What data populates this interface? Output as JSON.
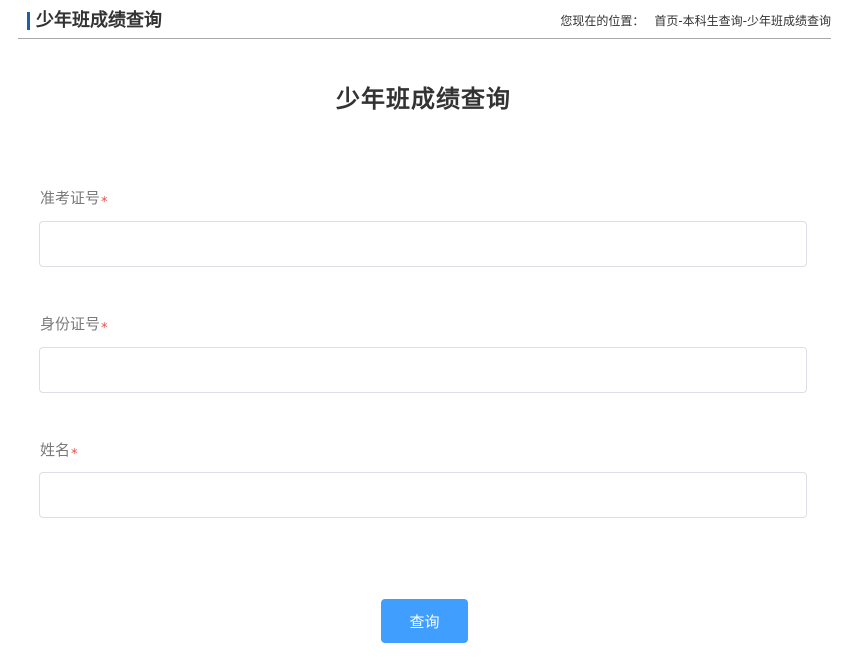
{
  "header": {
    "title": "少年班成绩查询",
    "breadcrumb_prefix": "您现在的位置：",
    "breadcrumb_path": "首页-本科生查询-少年班成绩查询",
    "accent_color": "#1f5fa8"
  },
  "page_title": "少年班成绩查询",
  "form": {
    "fields": [
      {
        "label": "准考证号",
        "required_mark": "*",
        "value": "",
        "placeholder": ""
      },
      {
        "label": "身份证号",
        "required_mark": "*",
        "value": "",
        "placeholder": ""
      },
      {
        "label": "姓名",
        "required_mark": "*",
        "value": "",
        "placeholder": ""
      }
    ],
    "submit_label": "查询",
    "submit_color": "#409eff",
    "required_color": "#e84c4c"
  }
}
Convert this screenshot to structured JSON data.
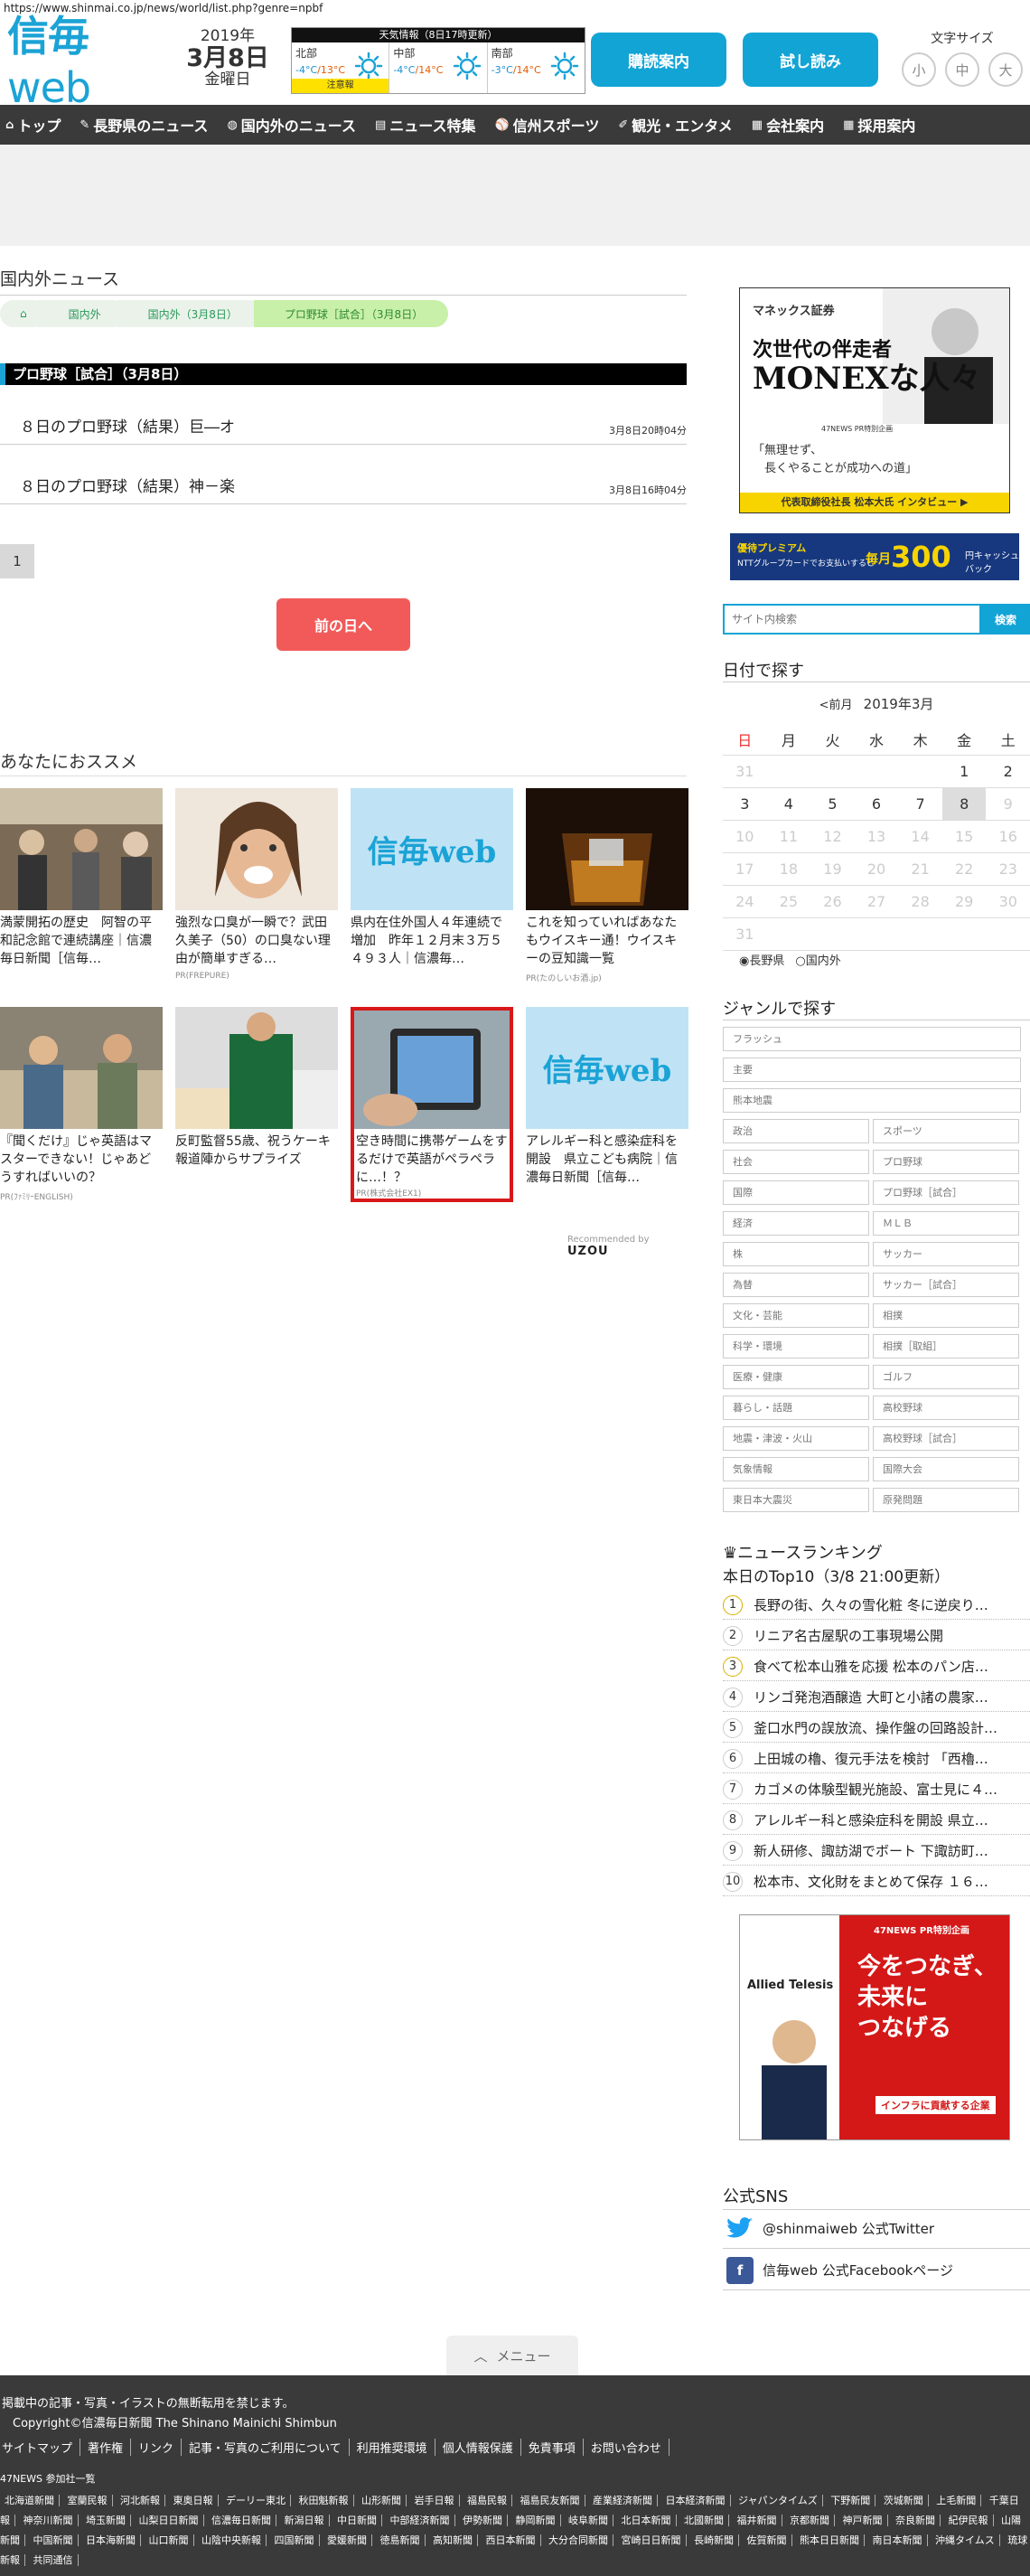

■ TASK PROMPT
Show every line in the entries where the string "data" occurs.

■ RESULT
What data populates this interface? Output as JSON.
Convert this screenshot to structured JSON data.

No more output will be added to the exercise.